Could you give the data below again, exactly and completely?

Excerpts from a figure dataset

============================================================

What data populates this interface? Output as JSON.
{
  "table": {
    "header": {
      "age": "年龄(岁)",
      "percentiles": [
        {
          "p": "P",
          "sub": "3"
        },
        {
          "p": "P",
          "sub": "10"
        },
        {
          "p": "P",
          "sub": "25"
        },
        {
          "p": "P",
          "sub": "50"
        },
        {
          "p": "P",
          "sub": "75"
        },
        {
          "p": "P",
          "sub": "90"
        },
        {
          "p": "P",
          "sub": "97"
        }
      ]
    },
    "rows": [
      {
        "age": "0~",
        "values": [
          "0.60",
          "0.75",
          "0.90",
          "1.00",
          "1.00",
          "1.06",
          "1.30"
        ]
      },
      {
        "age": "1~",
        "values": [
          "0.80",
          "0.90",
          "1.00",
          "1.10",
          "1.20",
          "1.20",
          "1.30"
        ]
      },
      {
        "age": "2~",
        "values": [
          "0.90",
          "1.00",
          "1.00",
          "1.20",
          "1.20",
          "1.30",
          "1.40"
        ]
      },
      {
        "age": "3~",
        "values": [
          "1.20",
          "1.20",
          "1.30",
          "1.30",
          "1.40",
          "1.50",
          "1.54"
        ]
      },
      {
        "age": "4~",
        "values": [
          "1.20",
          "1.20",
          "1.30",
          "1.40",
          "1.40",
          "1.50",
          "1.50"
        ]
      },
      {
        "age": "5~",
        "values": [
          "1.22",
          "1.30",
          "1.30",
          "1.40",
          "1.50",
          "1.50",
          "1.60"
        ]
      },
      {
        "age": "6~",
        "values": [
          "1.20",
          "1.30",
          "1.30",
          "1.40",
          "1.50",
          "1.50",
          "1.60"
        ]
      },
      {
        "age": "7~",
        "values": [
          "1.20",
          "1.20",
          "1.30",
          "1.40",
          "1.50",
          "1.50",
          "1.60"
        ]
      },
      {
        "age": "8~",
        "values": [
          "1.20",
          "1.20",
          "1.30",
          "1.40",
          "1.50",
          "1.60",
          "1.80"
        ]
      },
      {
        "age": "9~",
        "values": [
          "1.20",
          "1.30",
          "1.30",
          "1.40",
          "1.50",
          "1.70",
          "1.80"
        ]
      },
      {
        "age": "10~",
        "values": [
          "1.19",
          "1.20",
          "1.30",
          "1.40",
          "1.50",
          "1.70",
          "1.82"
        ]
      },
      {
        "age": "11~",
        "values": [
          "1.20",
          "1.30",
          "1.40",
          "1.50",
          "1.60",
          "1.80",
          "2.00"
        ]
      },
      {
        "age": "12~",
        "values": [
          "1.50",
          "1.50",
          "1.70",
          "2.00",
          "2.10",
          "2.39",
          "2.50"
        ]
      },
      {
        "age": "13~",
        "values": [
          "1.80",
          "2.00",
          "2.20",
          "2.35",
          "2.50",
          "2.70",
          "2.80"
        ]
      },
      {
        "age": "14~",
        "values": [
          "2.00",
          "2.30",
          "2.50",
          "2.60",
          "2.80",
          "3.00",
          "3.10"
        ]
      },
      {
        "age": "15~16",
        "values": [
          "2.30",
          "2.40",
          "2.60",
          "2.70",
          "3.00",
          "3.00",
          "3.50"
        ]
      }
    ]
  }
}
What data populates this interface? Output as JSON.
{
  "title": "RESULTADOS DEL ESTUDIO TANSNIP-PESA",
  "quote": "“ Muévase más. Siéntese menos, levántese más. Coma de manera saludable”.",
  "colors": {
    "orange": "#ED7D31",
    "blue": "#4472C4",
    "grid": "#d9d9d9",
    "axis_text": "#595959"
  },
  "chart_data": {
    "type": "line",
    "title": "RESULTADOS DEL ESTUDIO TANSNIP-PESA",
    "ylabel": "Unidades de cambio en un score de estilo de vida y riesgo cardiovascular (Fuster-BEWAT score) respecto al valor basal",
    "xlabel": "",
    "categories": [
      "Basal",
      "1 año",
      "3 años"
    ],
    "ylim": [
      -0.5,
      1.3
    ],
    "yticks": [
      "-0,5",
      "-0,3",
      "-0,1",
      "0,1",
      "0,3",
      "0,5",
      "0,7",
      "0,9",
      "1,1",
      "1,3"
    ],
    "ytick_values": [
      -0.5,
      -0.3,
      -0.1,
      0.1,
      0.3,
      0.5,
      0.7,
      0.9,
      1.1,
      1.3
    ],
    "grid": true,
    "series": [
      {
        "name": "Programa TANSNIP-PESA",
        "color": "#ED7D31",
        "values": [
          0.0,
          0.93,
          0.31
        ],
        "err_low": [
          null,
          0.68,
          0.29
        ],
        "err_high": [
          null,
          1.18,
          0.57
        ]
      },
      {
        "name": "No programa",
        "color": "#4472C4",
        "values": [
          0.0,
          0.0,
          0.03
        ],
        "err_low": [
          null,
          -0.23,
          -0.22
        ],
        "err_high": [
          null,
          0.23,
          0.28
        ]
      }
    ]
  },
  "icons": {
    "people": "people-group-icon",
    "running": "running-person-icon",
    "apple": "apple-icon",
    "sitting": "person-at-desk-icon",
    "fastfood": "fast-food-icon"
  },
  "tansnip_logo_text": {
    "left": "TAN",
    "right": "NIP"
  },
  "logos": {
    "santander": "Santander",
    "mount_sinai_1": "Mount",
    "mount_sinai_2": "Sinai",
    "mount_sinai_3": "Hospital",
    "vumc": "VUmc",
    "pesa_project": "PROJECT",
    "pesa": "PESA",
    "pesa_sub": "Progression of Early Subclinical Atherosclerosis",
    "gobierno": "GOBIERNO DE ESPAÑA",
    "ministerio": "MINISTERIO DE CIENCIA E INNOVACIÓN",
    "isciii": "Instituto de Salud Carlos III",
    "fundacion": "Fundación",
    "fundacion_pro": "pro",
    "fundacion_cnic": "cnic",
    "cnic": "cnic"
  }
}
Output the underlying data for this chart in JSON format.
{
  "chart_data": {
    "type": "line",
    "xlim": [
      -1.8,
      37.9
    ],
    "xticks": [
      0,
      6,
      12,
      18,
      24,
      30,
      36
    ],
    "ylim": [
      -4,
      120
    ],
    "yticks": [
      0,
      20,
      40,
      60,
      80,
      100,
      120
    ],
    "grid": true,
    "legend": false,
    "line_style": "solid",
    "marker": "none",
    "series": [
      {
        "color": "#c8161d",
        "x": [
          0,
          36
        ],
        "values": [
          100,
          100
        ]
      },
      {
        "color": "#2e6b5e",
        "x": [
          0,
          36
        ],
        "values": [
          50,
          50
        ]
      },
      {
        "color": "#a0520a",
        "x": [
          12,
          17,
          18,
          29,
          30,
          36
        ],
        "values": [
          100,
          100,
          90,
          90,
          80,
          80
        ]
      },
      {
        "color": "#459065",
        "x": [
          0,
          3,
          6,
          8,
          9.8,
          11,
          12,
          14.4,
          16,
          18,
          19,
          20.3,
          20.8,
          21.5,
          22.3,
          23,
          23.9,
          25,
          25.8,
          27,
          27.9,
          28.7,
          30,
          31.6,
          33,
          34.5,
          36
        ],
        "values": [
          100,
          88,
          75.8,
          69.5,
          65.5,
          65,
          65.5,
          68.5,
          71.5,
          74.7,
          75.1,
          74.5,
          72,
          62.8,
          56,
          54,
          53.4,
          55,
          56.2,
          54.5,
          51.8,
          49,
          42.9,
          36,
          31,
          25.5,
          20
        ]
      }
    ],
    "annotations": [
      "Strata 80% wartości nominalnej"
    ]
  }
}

============================================================

Exercise output:
What data populates this interface? Output as JSON.
{
  "table": {
    "header": {
      "age": "年龄(岁)",
      "percentiles": [
        {
          "p": "P",
          "sub": "3"
        },
        {
          "p": "P",
          "sub": "10"
        },
        {
          "p": "P",
          "sub": "25"
        },
        {
          "p": "P",
          "sub": "50"
        },
        {
          "p": "P",
          "sub": "75"
        },
        {
          "p": "P",
          "sub": "90"
        },
        {
          "p": "P",
          "sub": "97"
        }
      ]
    },
    "rows": [
      {
        "age": "0~",
        "values": [
          "0.60",
          "0.75",
          "0.90",
          "1.00",
          "1.00",
          "1.06",
          "1.30"
        ]
      },
      {
        "age": "1~",
        "values": [
          "0.80",
          "0.90",
          "1.00",
          "1.10",
          "1.20",
          "1.20",
          "1.30"
        ]
      },
      {
        "age": "2~",
        "values": [
          "0.90",
          "1.00",
          "1.00",
          "1.20",
          "1.20",
          "1.30",
          "1.40"
        ]
      },
      {
        "age": "3~",
        "values": [
          "1.20",
          "1.20",
          "1.30",
          "1.30",
          "1.40",
          "1.50",
          "1.54"
        ]
      },
      {
        "age": "4~",
        "values": [
          "1.20",
          "1.20",
          "1.30",
          "1.40",
          "1.40",
          "1.50",
          "1.50"
        ]
      },
      {
        "age": "5~",
        "values": [
          "1.22",
          "1.30",
          "1.30",
          "1.40",
          "1.50",
          "1.50",
          "1.60"
        ]
      },
      {
        "age": "6~",
        "values": [
          "1.20",
          "1.30",
          "1.30",
          "1.40",
          "1.50",
          "1.50",
          "1.60"
        ]
      },
      {
        "age": "7~",
        "values": [
          "1.20",
          "1.20",
          "1.30",
          "1.40",
          "1.50",
          "1.50",
          "1.60"
        ]
      },
      {
        "age": "8~",
        "values": [
          "1.20",
          "1.20",
          "1.30",
          "1.40",
          "1.50",
          "1.60",
          "1.80"
        ]
      },
      {
        "age": "9~",
        "values": [
          "1.20",
          "1.30",
          "1.30",
          "1.40",
          "1.50",
          "1.70",
          "1.80"
        ]
      },
      {
        "age": "10~",
        "values": [
          "1.19",
          "1.20",
          "1.30",
          "1.40",
          "1.50",
          "1.70",
          "1.82"
        ]
      },
      {
        "age": "11~",
        "values": [
          "1.20",
          "1.30",
          "1.40",
          "1.50",
          "1.60",
          "1.80",
          "2.00"
        ]
      },
      {
        "age": "12~",
        "values": [
          "1.50",
          "1.50",
          "1.70",
          "2.00",
          "2.10",
          "2.39",
          "2.50"
        ]
      },
      {
        "age": "13~",
        "values": [
          "1.80",
          "2.00",
          "2.20",
          "2.35",
          "2.50",
          "2.70",
          "2.80"
        ]
      },
      {
        "age": "14~",
        "values": [
          "2.00",
          "2.30",
          "2.50",
          "2.60",
          "2.80",
          "3.00",
          "3.10"
        ]
      },
      {
        "age": "15~16",
        "values": [
          "2.30",
          "2.40",
          "2.60",
          "2.70",
          "3.00",
          "3.00",
          "3.50"
        ]
      }
    ]
  }
}
What data populates this interface? Output as JSON.
{
  "title": "RESULTADOS DEL ESTUDIO TANSNIP-PESA",
  "quote": "“ Muévase más. Siéntese menos, levántese más. Coma de manera saludable”.",
  "colors": {
    "orange": "#ED7D31",
    "blue": "#4472C4",
    "grid": "#d9d9d9",
    "axis_text": "#595959"
  },
  "chart_data": {
    "type": "line",
    "title": "RESULTADOS DEL ESTUDIO TANSNIP-PESA",
    "ylabel": "Unidades de cambio en un score de estilo de vida y riesgo cardiovascular (Fuster-BEWAT score) respecto al valor basal",
    "xlabel": "",
    "categories": [
      "Basal",
      "1 año",
      "3 años"
    ],
    "ylim": [
      -0.5,
      1.3
    ],
    "yticks": [
      "-0,5",
      "-0,3",
      "-0,1",
      "0,1",
      "0,3",
      "0,5",
      "0,7",
      "0,9",
      "1,1",
      "1,3"
    ],
    "ytick_values": [
      -0.5,
      -0.3,
      -0.1,
      0.1,
      0.3,
      0.5,
      0.7,
      0.9,
      1.1,
      1.3
    ],
    "grid": true,
    "series": [
      {
        "name": "Programa TANSNIP-PESA",
        "color": "#ED7D31",
        "values": [
          0.0,
          0.93,
          0.31
        ],
        "err_low": [
          null,
          0.68,
          0.29
        ],
        "err_high": [
          null,
          1.18,
          0.57
        ]
      },
      {
        "name": "No programa",
        "color": "#4472C4",
        "values": [
          0.0,
          0.0,
          0.03
        ],
        "err_low": [
          null,
          -0.23,
          -0.22
        ],
        "err_high": [
          null,
          0.23,
          0.28
        ]
      }
    ]
  },
  "icons": {
    "people": "people-group-icon",
    "running": "running-person-icon",
    "apple": "apple-icon",
    "sitting": "person-at-desk-icon",
    "fastfood": "fast-food-icon"
  },
  "tansnip_logo_text": {
    "left": "TAN",
    "right": "NIP"
  },
  "logos": {
    "santander": "Santander",
    "mount_sinai_1": "Mount",
    "mount_sinai_2": "Sinai",
    "mount_sinai_3": "Hospital",
    "vumc": "VUmc",
    "pesa_project": "PROJECT",
    "pesa": "PESA",
    "pesa_sub": "Progression of Early Subclinical Atherosclerosis",
    "gobierno": "GOBIERNO DE ESPAÑA",
    "ministerio": "MINISTERIO DE CIENCIA E INNOVACIÓN",
    "isciii": "Instituto de Salud Carlos III",
    "fundacion": "Fundación",
    "fundacion_pro": "pro",
    "fundacion_cnic": "cnic",
    "cnic": "cnic"
  }
}
Output the underlying data for this chart in JSON format.
{
  "chart_data": {
    "type": "line",
    "xlim": [
      -1.8,
      37.9
    ],
    "xticks": [
      0,
      6,
      12,
      18,
      24,
      30,
      36
    ],
    "ylim": [
      -4,
      120
    ],
    "yticks": [
      0,
      20,
      40,
      60,
      80,
      100,
      120
    ],
    "grid": true,
    "legend": false,
    "line_style": "solid",
    "marker": "none",
    "series": [
      {
        "color": "#c8161d",
        "x": [
          0,
          36
        ],
        "values": [
          100,
          100
        ]
      },
      {
        "color": "#2e6b5e",
        "x": [
          0,
          36
        ],
        "values": [
          50,
          50
        ]
      },
      {
        "color": "#a0520a",
        "x": [
          12,
          17,
          18,
          29,
          30,
          36
        ],
        "values": [
          100,
          100,
          90,
          90,
          80,
          80
        ]
      },
      {
        "color": "#459065",
        "x": [
          0,
          3,
          6,
          8,
          9.8,
          11,
          12,
          14.4,
          16,
          18,
          19,
          20.3,
          20.8,
          21.5,
          22.3,
          23,
          23.9,
          25,
          25.8,
          27,
          27.9,
          28.7,
          30,
          31.6,
          33,
          34.5,
          36
        ],
        "values": [
          100,
          88,
          75.8,
          69.5,
          65.5,
          65,
          65.5,
          68.5,
          71.5,
          74.7,
          75.1,
          74.5,
          72,
          62.8,
          56,
          54,
          53.4,
          55,
          56.2,
          54.5,
          51.8,
          49,
          42.9,
          36,
          31,
          25.5,
          20
        ]
      }
    ],
    "annotations": [
      "Strata 80% wartości nominalnej"
    ]
  }
}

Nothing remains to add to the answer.